**Work instructions:**
(1) Return the passage of the carotid bifurcation abstract starting at "Methods: This study" and ending at "on estimation methodology.", copied word for word.
(2) Answer these questions from the carotid bifurcation abstract:
(a) How many participants were in the study, and what was their mean age?
(b) What exponent value defines the principle of minimum work?
(c) Between which years did the subjects have computed tomographic angiography?
(3) Write what comes next in the carotid bifurcation abstract, picking up after its final sentence.

**Selected passage:**
Does the principle of minimum work apply at the carotid bifurcation: a retrospective cohort study

Abstract

Background: There is recent interest in the role of carotid bifurcation anatomy, geometry and hemodynamic factors in the pathogenesis of carotid artery atherosclerosis. Certain anatomical and geometric configurations at the carotid bifurcation have been linked to disturbed flow. It has been proposed that vascular dimensions are selected to minimize energy required to maintain blood flow, and that this occurs when an exponent of 3 relates the radii of parent and daughter arteries. We evaluate whether the dimensions of bifurcation of the extracranial carotid artery follow this principle of minimum work.

Methods: This study involved subjects who had computed tomographic angiography (CTA) at our institution between 2006 and 2007. Radii of the common, internal and external carotid arteries were determined. The exponent was determined for individual bifurcations using numerical methods and for the sample using nonlinear regression.

Results: Mean age for 45 participants was 56.9 ± 16.5 years with 26 males. Prevalence of vascular risk factors was: hypertension--48%, smoking--23%, diabetes--16.7%, hyperlipidemia--51%, ischemic heart disease--18.7%.The value of the exponent ranged from 1.3 to 1.6, depending on estimation methodology.

Conclusions: The principle of minimum work (defined by an exponent of 3) may not apply at the carotid bifurcation. Additional factors may play a role in the relationship between the radii of the parent and daughter vessels.

**Records shown:**
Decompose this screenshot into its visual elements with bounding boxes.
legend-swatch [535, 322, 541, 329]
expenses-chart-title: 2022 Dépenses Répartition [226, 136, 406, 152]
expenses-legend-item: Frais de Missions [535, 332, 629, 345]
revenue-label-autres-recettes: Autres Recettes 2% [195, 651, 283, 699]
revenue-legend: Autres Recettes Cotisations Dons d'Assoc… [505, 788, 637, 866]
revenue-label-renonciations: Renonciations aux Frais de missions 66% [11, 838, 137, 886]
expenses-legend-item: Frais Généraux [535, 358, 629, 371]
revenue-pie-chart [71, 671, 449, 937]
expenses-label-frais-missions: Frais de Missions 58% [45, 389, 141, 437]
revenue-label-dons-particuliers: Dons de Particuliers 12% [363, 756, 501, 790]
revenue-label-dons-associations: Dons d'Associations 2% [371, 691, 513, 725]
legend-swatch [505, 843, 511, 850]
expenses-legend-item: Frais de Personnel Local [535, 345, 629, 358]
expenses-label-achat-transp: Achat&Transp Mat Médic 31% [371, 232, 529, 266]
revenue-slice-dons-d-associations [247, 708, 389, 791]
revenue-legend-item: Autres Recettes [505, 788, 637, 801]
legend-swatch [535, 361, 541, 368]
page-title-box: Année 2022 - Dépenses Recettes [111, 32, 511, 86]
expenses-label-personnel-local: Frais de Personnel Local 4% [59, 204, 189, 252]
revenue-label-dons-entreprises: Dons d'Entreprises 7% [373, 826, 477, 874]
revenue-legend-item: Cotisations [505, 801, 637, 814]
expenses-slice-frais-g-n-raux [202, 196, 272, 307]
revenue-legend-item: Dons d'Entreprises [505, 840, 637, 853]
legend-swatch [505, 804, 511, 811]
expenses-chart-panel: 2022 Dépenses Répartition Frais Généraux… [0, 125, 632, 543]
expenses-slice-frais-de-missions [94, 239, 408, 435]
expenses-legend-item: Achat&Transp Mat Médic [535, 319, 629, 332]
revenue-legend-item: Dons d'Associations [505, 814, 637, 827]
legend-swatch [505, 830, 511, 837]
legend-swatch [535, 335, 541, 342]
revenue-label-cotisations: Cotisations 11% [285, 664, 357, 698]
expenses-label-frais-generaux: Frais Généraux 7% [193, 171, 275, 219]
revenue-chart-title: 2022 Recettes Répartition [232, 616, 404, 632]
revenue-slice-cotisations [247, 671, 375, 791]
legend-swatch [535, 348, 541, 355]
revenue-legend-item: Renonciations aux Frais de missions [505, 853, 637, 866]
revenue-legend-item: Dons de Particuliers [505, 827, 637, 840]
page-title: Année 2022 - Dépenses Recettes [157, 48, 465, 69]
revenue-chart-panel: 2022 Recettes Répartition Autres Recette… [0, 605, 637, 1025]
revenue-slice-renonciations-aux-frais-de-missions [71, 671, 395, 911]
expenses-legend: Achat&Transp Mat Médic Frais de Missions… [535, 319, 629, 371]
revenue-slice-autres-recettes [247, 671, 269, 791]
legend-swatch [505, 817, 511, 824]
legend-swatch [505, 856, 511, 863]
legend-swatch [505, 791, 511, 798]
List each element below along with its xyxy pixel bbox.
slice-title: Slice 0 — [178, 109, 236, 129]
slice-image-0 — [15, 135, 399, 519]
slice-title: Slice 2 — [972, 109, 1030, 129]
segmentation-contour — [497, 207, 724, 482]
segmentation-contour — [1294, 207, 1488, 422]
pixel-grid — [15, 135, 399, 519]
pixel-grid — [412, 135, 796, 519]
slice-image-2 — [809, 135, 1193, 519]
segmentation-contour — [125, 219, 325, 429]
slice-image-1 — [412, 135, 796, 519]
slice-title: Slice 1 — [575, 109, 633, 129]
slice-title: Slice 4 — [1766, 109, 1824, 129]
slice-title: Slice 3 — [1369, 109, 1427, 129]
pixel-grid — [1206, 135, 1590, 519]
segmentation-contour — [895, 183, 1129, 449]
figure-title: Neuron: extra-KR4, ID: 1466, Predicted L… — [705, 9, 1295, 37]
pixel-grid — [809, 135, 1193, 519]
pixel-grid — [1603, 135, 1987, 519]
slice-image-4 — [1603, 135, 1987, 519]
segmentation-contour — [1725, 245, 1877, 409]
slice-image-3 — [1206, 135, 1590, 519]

**Per-task outputs:**
(1)
Methods: This study involved subjects who had computed tomographic angiography (CTA) at our institution between 2006 and 2007. Radii of the common, internal and external carotid arteries were determined. The exponent was determined for individual bifurcations using numerical methods and for the sample using nonlinear regression.

Results: Mean age for 45 participants was 56.9 ± 16.5 years with 26 males. Prevalence of vascular risk factors was: hypertension--48%, smoking--23%, diabetes--16.7%, hyperlipidemia--51%, ischemic heart disease--18.7%.The value of the exponent ranged from 1.3 to 1.6, depending on estimation methodology.

(2)
(a) 45 participants, with a mean age of 56.9 ± 16.5 years.
(b) An exponent of 3.
(c) Between 2006 and 2007.

(3)
Figure 1

Schematic diagram of a carotid artery bifurcation. The parent artery (CCA) divides into two branches, ICA and ECA. Radius of CCA is measured at a location 2 sphere radiuses from the bifurcation point. Radii of the ICA and ECA are medians of radii measured at points between 6r - 12r and 2r-7r from the bifurcation point respectively. This approach avoided the ICA sinus and reduced influence of irregularities and artifacts due to ECA bifurcation.

Figure 2

Quality of fit for nonlinear regression. r_icaⁿ + r_ecaⁿ vs r_ccaⁿ for all patients using artery size measurement method A and result of nonlinear regression (n = 1.32).

Figure 3

Exponent values, n, for individual bifurcations for 45 patients. Ranges of individual exponent values estimated for all patients (45) and patients with low tortuosity (31) using methods A and B for artery size measurement.

Figure 4

Quality of fit for using mean of individual estimates. r_icaⁿ + r_ecaⁿ vs r_ccaⁿ for all patients using artery size measurement method A and result of mean of individual estimates (n = 1.58).